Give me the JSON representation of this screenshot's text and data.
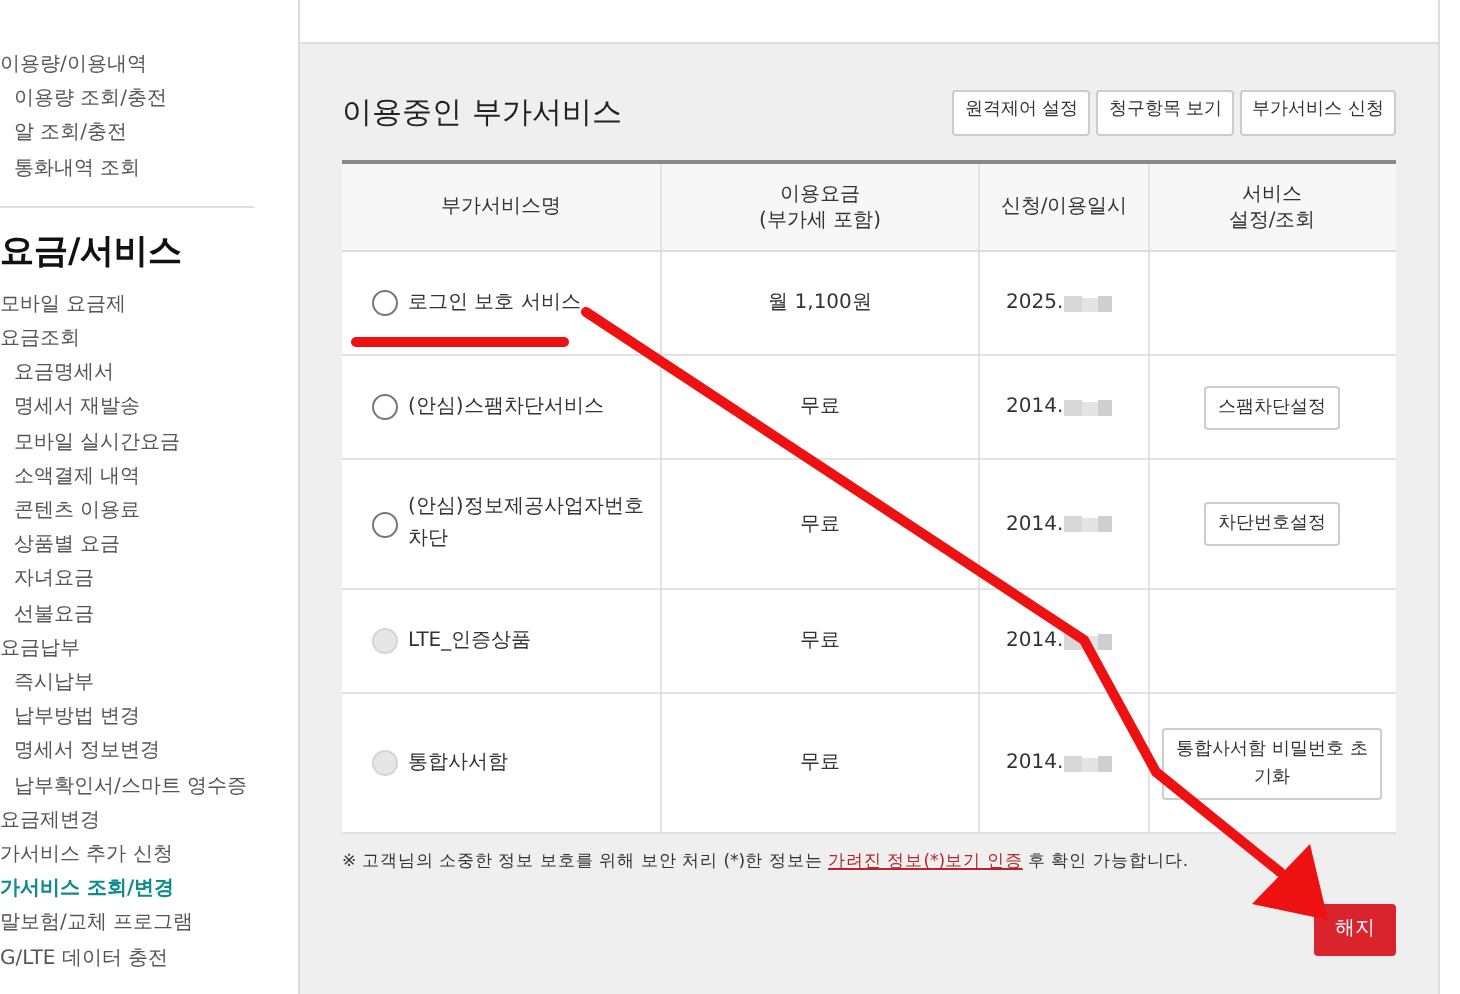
{
  "sidebar": {
    "groups": [
      {
        "items": [
          {
            "label": "이용량/이용내역",
            "kind": "main",
            "selected": false
          },
          {
            "label": "이용량 조회/충전",
            "kind": "sub",
            "selected": false
          },
          {
            "label": "알 조회/충전",
            "kind": "sub",
            "selected": false
          },
          {
            "label": "통화내역 조회",
            "kind": "sub",
            "selected": false
          }
        ]
      },
      {
        "heading": "요금/서비스",
        "items": [
          {
            "label": "모바일 요금제",
            "kind": "main",
            "selected": false
          },
          {
            "label": "요금조회",
            "kind": "main",
            "selected": false
          },
          {
            "label": "요금명세서",
            "kind": "sub",
            "selected": false
          },
          {
            "label": "명세서 재발송",
            "kind": "sub",
            "selected": false
          },
          {
            "label": "모바일 실시간요금",
            "kind": "sub",
            "selected": false
          },
          {
            "label": "소액결제 내역",
            "kind": "sub",
            "selected": false
          },
          {
            "label": "콘텐츠 이용료",
            "kind": "sub",
            "selected": false
          },
          {
            "label": "상품별 요금",
            "kind": "sub",
            "selected": false
          },
          {
            "label": "자녀요금",
            "kind": "sub",
            "selected": false
          },
          {
            "label": "선불요금",
            "kind": "sub",
            "selected": false
          },
          {
            "label": "요금납부",
            "kind": "main",
            "selected": false
          },
          {
            "label": "즉시납부",
            "kind": "sub",
            "selected": false
          },
          {
            "label": "납부방법 변경",
            "kind": "sub",
            "selected": false
          },
          {
            "label": "명세서 정보변경",
            "kind": "sub",
            "selected": false
          },
          {
            "label": "납부확인서/스마트 영수증",
            "kind": "sub",
            "selected": false
          },
          {
            "label": "요금제변경",
            "kind": "main",
            "selected": false
          },
          {
            "label": "가서비스 추가 신청",
            "kind": "main",
            "selected": false
          },
          {
            "label": "가서비스 조회/변경",
            "kind": "main",
            "selected": true
          },
          {
            "label": "말보험/교체 프로그램",
            "kind": "main",
            "selected": false
          },
          {
            "label": "G/LTE 데이터 충전",
            "kind": "main",
            "selected": false
          }
        ]
      }
    ]
  },
  "section": {
    "title": "이용중인 부가서비스",
    "actions": [
      "원격제어 설정",
      "청구항목 보기",
      "부가서비스 신청"
    ]
  },
  "table": {
    "columns": [
      "부가서비스명",
      "이용요금\n(부가세 포함)",
      "신청/이용일시",
      "서비스\n설정/조회"
    ],
    "rows": [
      {
        "name": "로그인 보호 서비스",
        "fee": "월 1,100원",
        "date": "2025.",
        "action": null,
        "disabled": false,
        "selected": false
      },
      {
        "name": "(안심)스팸차단서비스",
        "fee": "무료",
        "date": "2014.",
        "action": "스팸차단설정",
        "disabled": false,
        "selected": false
      },
      {
        "name": "(안심)정보제공사업자번호차단",
        "fee": "무료",
        "date": "2014.",
        "action": "차단번호설정",
        "disabled": false,
        "selected": false
      },
      {
        "name": "LTE_인증상품",
        "fee": "무료",
        "date": "2014.",
        "action": null,
        "disabled": true,
        "selected": false
      },
      {
        "name": "통합사서함",
        "fee": "무료",
        "date": "2014.",
        "action": "통합사서함 비밀번호 초기화",
        "disabled": true,
        "selected": false
      }
    ]
  },
  "notice": {
    "before": "※ 고객님의 소중한 정보 보호를 위해 보안 처리 (*)한 정보는 ",
    "link": "가려진 정보(*)보기 인증",
    "after": " 후 확인 가능합니다."
  },
  "cancel_button": "해지"
}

What is asked
Repeat the listing in full and exactly. Leave any pictures out.

Answer to this problem
Give me the JSON representation of this screenshot's text and data.
{
  "sidebar": {
    "groups": [
      {
        "items": [
          {
            "label": "이용량/이용내역",
            "kind": "main",
            "selected": false
          },
          {
            "label": "이용량 조회/충전",
            "kind": "sub",
            "selected": false
          },
          {
            "label": "알 조회/충전",
            "kind": "sub",
            "selected": false
          },
          {
            "label": "통화내역 조회",
            "kind": "sub",
            "selected": false
          }
        ]
      },
      {
        "heading": "요금/서비스",
        "items": [
          {
            "label": "모바일 요금제",
            "kind": "main",
            "selected": false
          },
          {
            "label": "요금조회",
            "kind": "main",
            "selected": false
          },
          {
            "label": "요금명세서",
            "kind": "sub",
            "selected": false
          },
          {
            "label": "명세서 재발송",
            "kind": "sub",
            "selected": false
          },
          {
            "label": "모바일 실시간요금",
            "kind": "sub",
            "selected": false
          },
          {
            "label": "소액결제 내역",
            "kind": "sub",
            "selected": false
          },
          {
            "label": "콘텐츠 이용료",
            "kind": "sub",
            "selected": false
          },
          {
            "label": "상품별 요금",
            "kind": "sub",
            "selected": false
          },
          {
            "label": "자녀요금",
            "kind": "sub",
            "selected": false
          },
          {
            "label": "선불요금",
            "kind": "sub",
            "selected": false
          },
          {
            "label": "요금납부",
            "kind": "main",
            "selected": false
          },
          {
            "label": "즉시납부",
            "kind": "sub",
            "selected": false
          },
          {
            "label": "납부방법 변경",
            "kind": "sub",
            "selected": false
          },
          {
            "label": "명세서 정보변경",
            "kind": "sub",
            "selected": false
          },
          {
            "label": "납부확인서/스마트 영수증",
            "kind": "sub",
            "selected": false
          },
          {
            "label": "요금제변경",
            "kind": "main",
            "selected": false
          },
          {
            "label": "가서비스 추가 신청",
            "kind": "main",
            "selected": false
          },
          {
            "label": "가서비스 조회/변경",
            "kind": "main",
            "selected": true
          },
          {
            "label": "말보험/교체 프로그램",
            "kind": "main",
            "selected": false
          },
          {
            "label": "G/LTE 데이터 충전",
            "kind": "main",
            "selected": false
          }
        ]
      }
    ]
  },
  "section": {
    "title": "이용중인 부가서비스",
    "actions": [
      "원격제어 설정",
      "청구항목 보기",
      "부가서비스 신청"
    ]
  },
  "table": {
    "columns": [
      "부가서비스명",
      "이용요금\n(부가세 포함)",
      "신청/이용일시",
      "서비스\n설정/조회"
    ],
    "rows": [
      {
        "name": "로그인 보호 서비스",
        "fee": "월 1,100원",
        "date": "2025.",
        "action": null,
        "disabled": false,
        "selected": false
      },
      {
        "name": "(안심)스팸차단서비스",
        "fee": "무료",
        "date": "2014.",
        "action": "스팸차단설정",
        "disabled": false,
        "selected": false
      },
      {
        "name": "(안심)정보제공사업자번호차단",
        "fee": "무료",
        "date": "2014.",
        "action": "차단번호설정",
        "disabled": false,
        "selected": false
      },
      {
        "name": "LTE_인증상품",
        "fee": "무료",
        "date": "2014.",
        "action": null,
        "disabled": true,
        "selected": false
      },
      {
        "name": "통합사서함",
        "fee": "무료",
        "date": "2014.",
        "action": "통합사서함 비밀번호 초기화",
        "disabled": true,
        "selected": false
      }
    ]
  },
  "notice": {
    "before": "※ 고객님의 소중한 정보 보호를 위해 보안 처리 (*)한 정보는 ",
    "link": "가려진 정보(*)보기 인증",
    "after": " 후 확인 가능합니다."
  },
  "cancel_button": "해지"
}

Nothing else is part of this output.